— RAW DATA —
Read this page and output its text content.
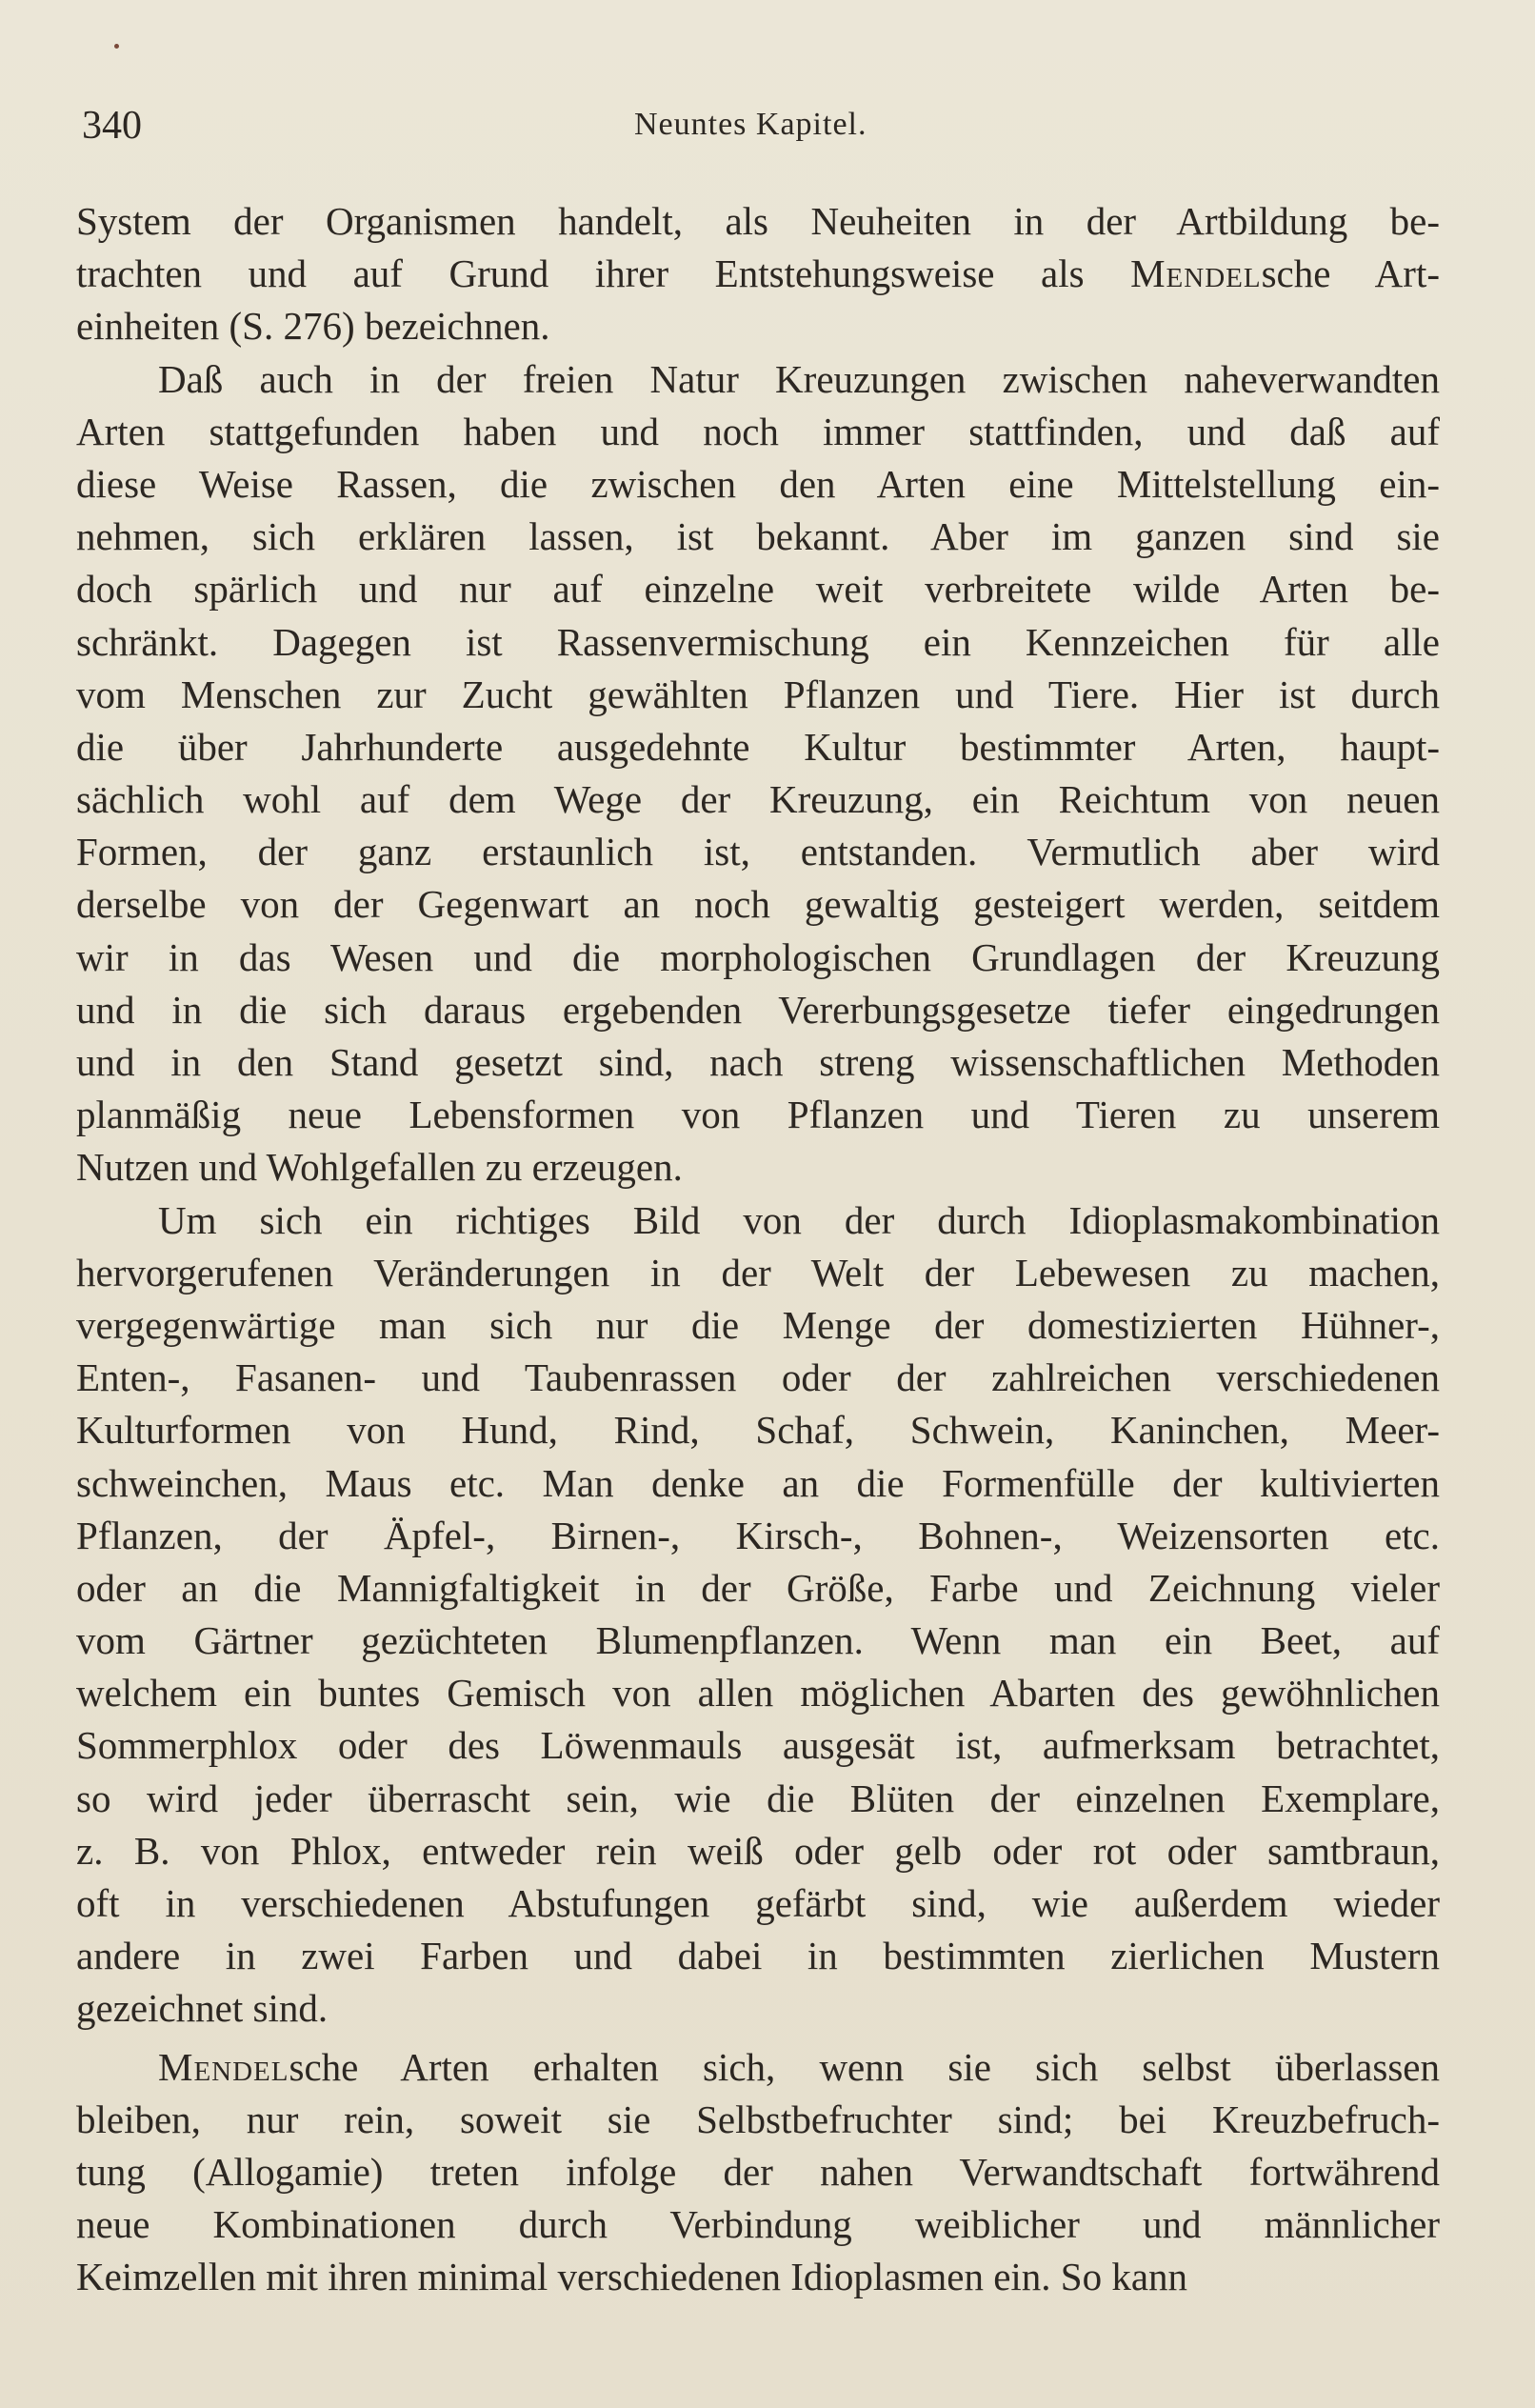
340	Neuntes Kapitel.
System der Organismen handelt, als Neuheiten in der Artbildung be-
trachten und auf Grund ihrer Entstehungsweise als Mendelsche Art-
einheiten (S. 276) bezeichnen.
Daß auch in der freien Natur Kreuzungen zwischen naheverwandten
Arten stattgefunden haben und noch immer stattfinden, und daß auf
diese Weise Rassen, die zwischen den Arten eine Mittelstellung ein-
nehmen, sich erklären lassen, ist bekannt. Aber im ganzen sind sie
doch spärlich und nur auf einzelne weit verbreitete wilde Arten be-
schränkt. Dagegen ist Rassenvermischung ein Kennzeichen für alle
vom Menschen zur Zucht gewählten Pflanzen und Tiere. Hier ist durch
die über Jahrhunderte ausgedehnte Kultur bestimmter Arten, haupt-
sächlich wohl auf dem Wege der Kreuzung, ein Reichtum von neuen
Formen, der ganz erstaunlich ist, entstanden. Vermutlich aber wird
derselbe von der Gegenwart an noch gewaltig gesteigert werden, seitdem
wir in das Wesen und die morphologischen Grundlagen der Kreuzung
und in die sich daraus ergebenden Vererbungsgesetze tiefer eingedrungen
und in den Stand gesetzt sind, nach streng wissenschaftlichen Methoden
planmäßig neue Lebensformen von Pflanzen und Tieren zu unserem
Nutzen und Wohlgefallen zu erzeugen.
Um sich ein richtiges Bild von der durch Idioplasmakombination
hervorgerufenen Veränderungen in der Welt der Lebewesen zu machen,
vergegenwärtige man sich nur die Menge der domestizierten Hühner-,
Enten-, Fasanen- und Taubenrassen oder der zahlreichen verschiedenen
Kulturformen von Hund, Rind, Schaf, Schwein, Kaninchen, Meer-
schweinchen, Maus etc. Man denke an die Formenfülle der kultivierten
Pflanzen, der Äpfel-, Birnen-, Kirsch-, Bohnen-, Weizensorten etc.
oder an die Mannigfaltigkeit in der Größe, Farbe und Zeichnung vieler
vom Gärtner gezüchteten Blumenpflanzen. Wenn man ein Beet, auf
welchem ein buntes Gemisch von allen möglichen Abarten des gewöhnlichen
Sommerphlox oder des Löwenmauls ausgesät ist, aufmerksam betrachtet,
so wird jeder überrascht sein, wie die Blüten der einzelnen Exemplare,
z. B. von Phlox, entweder rein weiß oder gelb oder rot oder samtbraun,
oft in verschiedenen Abstufungen gefärbt sind, wie außerdem wieder
andere in zwei Farben und dabei in bestimmten zierlichen Mustern
gezeichnet sind.
Mendelsche Arten erhalten sich, wenn sie sich selbst überlassen
bleiben, nur rein, soweit sie Selbstbefruchter sind; bei Kreuzbefruch-
tung (Allogamie) treten infolge der nahen Verwandtschaft fortwährend
neue Kombinationen durch Verbindung weiblicher und männlicher
Keimzellen mit ihren minimal verschiedenen Idioplasmen ein. So kann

— AIM —
Give back each entry exactly as it appears, with no pictures.

— ANSWER TO THE PROBLEM —
Read this page and output its text content.
340	Neuntes Kapitel.
System der Organismen handelt, als Neuheiten in der Artbildung be-
trachten und auf Grund ihrer Entstehungsweise als Mendelsche Art-
einheiten (S. 276) bezeichnen.
Daß auch in der freien Natur Kreuzungen zwischen naheverwandten
Arten stattgefunden haben und noch immer stattfinden, und daß auf
diese Weise Rassen, die zwischen den Arten eine Mittelstellung ein-
nehmen, sich erklären lassen, ist bekannt. Aber im ganzen sind sie
doch spärlich und nur auf einzelne weit verbreitete wilde Arten be-
schränkt. Dagegen ist Rassenvermischung ein Kennzeichen für alle
vom Menschen zur Zucht gewählten Pflanzen und Tiere. Hier ist durch
die über Jahrhunderte ausgedehnte Kultur bestimmter Arten, haupt-
sächlich wohl auf dem Wege der Kreuzung, ein Reichtum von neuen
Formen, der ganz erstaunlich ist, entstanden. Vermutlich aber wird
derselbe von der Gegenwart an noch gewaltig gesteigert werden, seitdem
wir in das Wesen und die morphologischen Grundlagen der Kreuzung
und in die sich daraus ergebenden Vererbungsgesetze tiefer eingedrungen
und in den Stand gesetzt sind, nach streng wissenschaftlichen Methoden
planmäßig neue Lebensformen von Pflanzen und Tieren zu unserem
Nutzen und Wohlgefallen zu erzeugen.
Um sich ein richtiges Bild von der durch Idioplasmakombination
hervorgerufenen Veränderungen in der Welt der Lebewesen zu machen,
vergegenwärtige man sich nur die Menge der domestizierten Hühner-,
Enten-, Fasanen- und Taubenrassen oder der zahlreichen verschiedenen
Kulturformen von Hund, Rind, Schaf, Schwein, Kaninchen, Meer-
schweinchen, Maus etc. Man denke an die Formenfülle der kultivierten
Pflanzen, der Äpfel-, Birnen-, Kirsch-, Bohnen-, Weizensorten etc.
oder an die Mannigfaltigkeit in der Größe, Farbe und Zeichnung vieler
vom Gärtner gezüchteten Blumenpflanzen. Wenn man ein Beet, auf
welchem ein buntes Gemisch von allen möglichen Abarten des gewöhnlichen
Sommerphlox oder des Löwenmauls ausgesät ist, aufmerksam betrachtet,
so wird jeder überrascht sein, wie die Blüten der einzelnen Exemplare,
z. B. von Phlox, entweder rein weiß oder gelb oder rot oder samtbraun,
oft in verschiedenen Abstufungen gefärbt sind, wie außerdem wieder
andere in zwei Farben und dabei in bestimmten zierlichen Mustern
gezeichnet sind.
Mendelsche Arten erhalten sich, wenn sie sich selbst überlassen
bleiben, nur rein, soweit sie Selbstbefruchter sind; bei Kreuzbefruch-
tung (Allogamie) treten infolge der nahen Verwandtschaft fortwährend
neue Kombinationen durch Verbindung weiblicher und männlicher
Keimzellen mit ihren minimal verschiedenen Idioplasmen ein. So kann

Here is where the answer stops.